(A block of data)
***

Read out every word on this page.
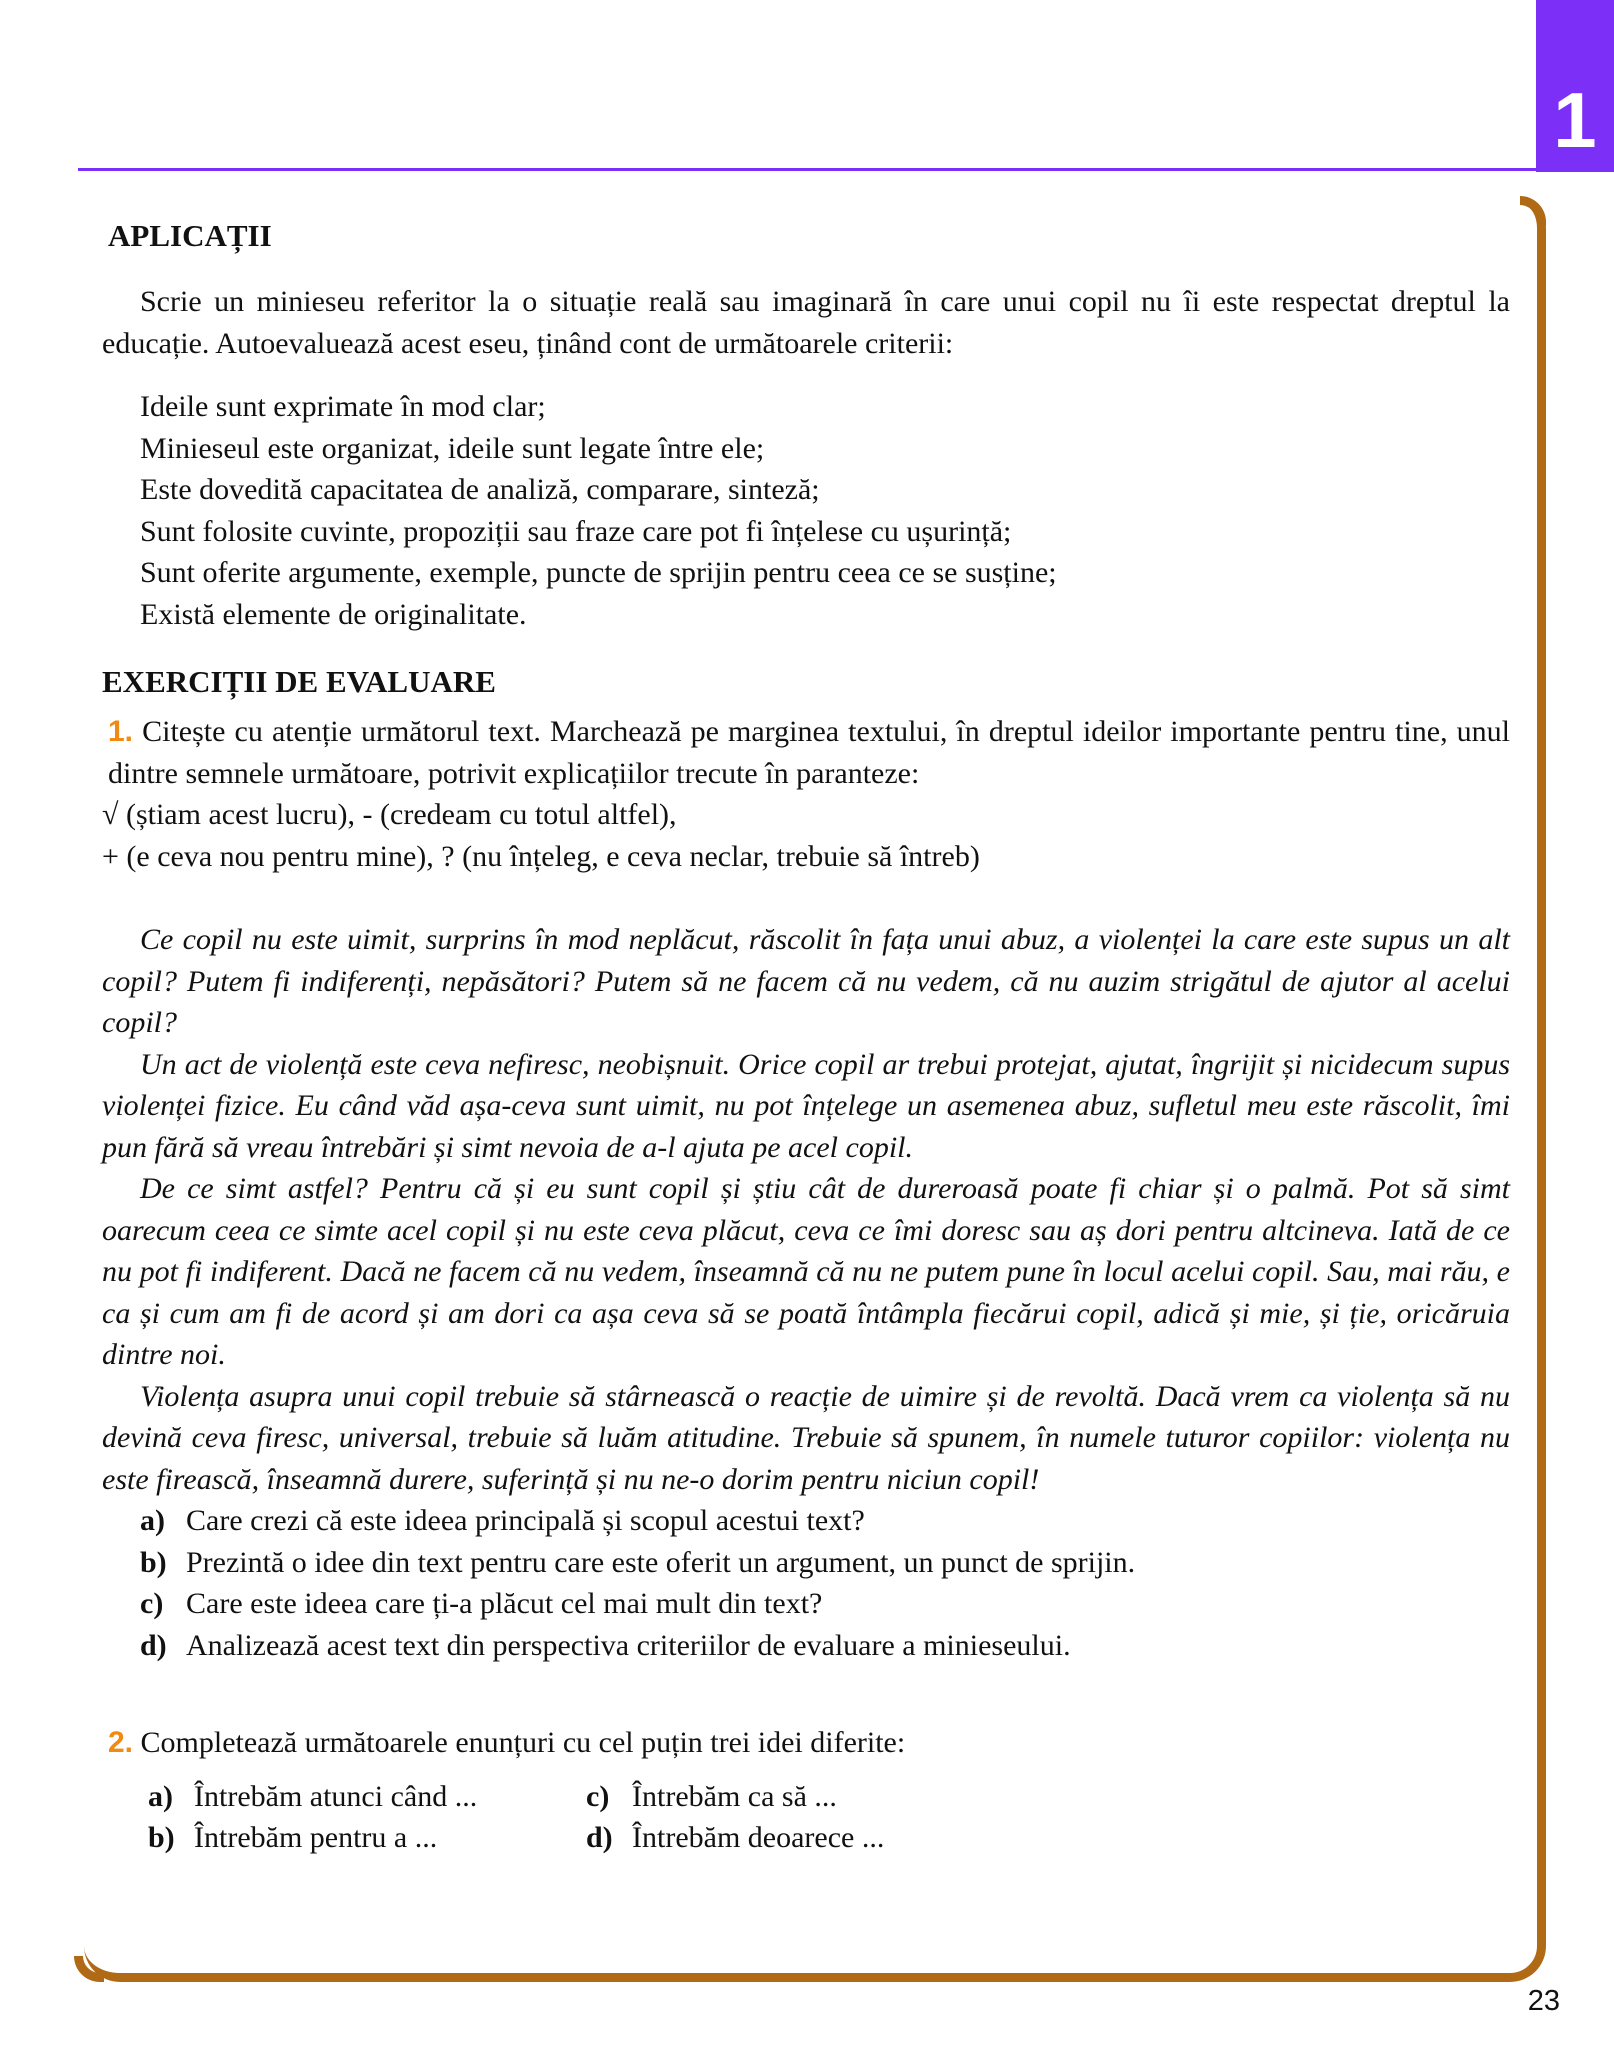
1
APLICAȚII

Scrie un minieseu referitor la o situație reală sau imaginară în care unui copil nu îi este respectat dreptul la educație. Autoevaluează acest eseu, ținând cont de următoarele criterii:

Ideile sunt exprimate în mod clar;

Minieseul este organizat, ideile sunt legate între ele;

Este dovedită capacitatea de analiză, comparare, sinteză;

Sunt folosite cuvinte, propoziții sau fraze care pot fi înțelese cu ușurință;

Sunt oferite argumente, exemple, puncte de sprijin pentru ceea ce se susține;

Există elemente de originalitate.

EXERCIȚII DE EVALUARE

1. Citește cu atenție următorul text. Marchează pe marginea textului, în dreptul ideilor importante pentru tine, unul dintre semnele următoare, potrivit explicațiilor trecute în paranteze:

√ (știam acest lucru), - (credeam cu totul altfel),

+ (e ceva nou pentru mine), ? (nu înțeleg, e ceva neclar, trebuie să întreb)

Ce copil nu este uimit, surprins în mod neplăcut, răscolit în fața unui abuz, a violenței la care este supus un alt copil? Putem fi indiferenți, nepăsători? Putem să ne facem că nu vedem, că nu auzim strigătul de ajutor al acelui copil?

Un act de violență este ceva nefiresc, neobișnuit. Orice copil ar trebui protejat, ajutat, îngrijit și nicidecum supus violenței fizice. Eu când văd așa-ceva sunt uimit, nu pot înțelege un asemenea abuz, sufletul meu este răscolit, îmi pun fără să vreau întrebări și simt nevoia de a-l ajuta pe acel copil.

De ce simt astfel? Pentru că și eu sunt copil și știu cât de dureroasă poate fi chiar și o palmă. Pot să simt oarecum ceea ce simte acel copil și nu este ceva plăcut, ceva ce îmi doresc sau aș dori pentru altcineva. Iată de ce nu pot fi indiferent. Dacă ne facem că nu vedem, înseamnă că nu ne putem pune în locul acelui copil. Sau, mai rău, e ca și cum am fi de acord și am dori ca așa ceva să se poată întâmpla fiecărui copil, adică și mie, și ție, oricăruia dintre noi.

Violența asupra unui copil trebuie să stârnească o reacție de uimire și de revoltă. Dacă vrem ca violența să nu devină ceva firesc, universal, trebuie să luăm atitudine. Trebuie să spunem, în numele tuturor copiilor: violența nu este firească, înseamnă durere, suferință și nu ne-o dorim pentru niciun copil!

a) Care crezi că este ideea principală și scopul acestui text?
b) Prezintă o idee din text pentru care este oferit un argument, un punct de sprijin.
c) Care este ideea care ți-a plăcut cel mai mult din text?
d) Analizează acest text din perspectiva criteriilor de evaluare a minieseului.

2. Completează următoarele enunțuri cu cel puțin trei idei diferite:

a) Întrebăm atunci când ...	c) Întrebăm ca să ...
b) Întrebăm pentru a ...	d) Întrebăm deoarece ...
23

***

» Your objective:
List every line from the entries above in which "înseamnă" appears.

» Exercise output:
De ce simt astfel? Pentru că și eu sunt copil și știu cât de dureroasă poate fi chiar și o palmă. Pot să simt oarecum ceea ce simte acel copil și nu este ceva plăcut, ceva ce îmi doresc sau aș dori pentru altcineva. Iată de ce nu pot fi indiferent. Dacă ne facem că nu vedem, înseamnă că nu ne putem pune în locul acelui copil. Sau, mai rău, e ca și cum am fi de acord și am dori ca așa ceva să se poată întâmpla fiecărui copil, adică și mie, și ție, oricăruia dintre noi.
Violența asupra unui copil trebuie să stârnească o reacție de uimire și de revoltă. Dacă vrem ca violența să nu devină ceva firesc, universal, trebuie să luăm atitudine. Trebuie să spunem, în numele tuturor copiilor: violența nu este firească, înseamnă durere, suferință și nu ne-o dorim pentru niciun copil!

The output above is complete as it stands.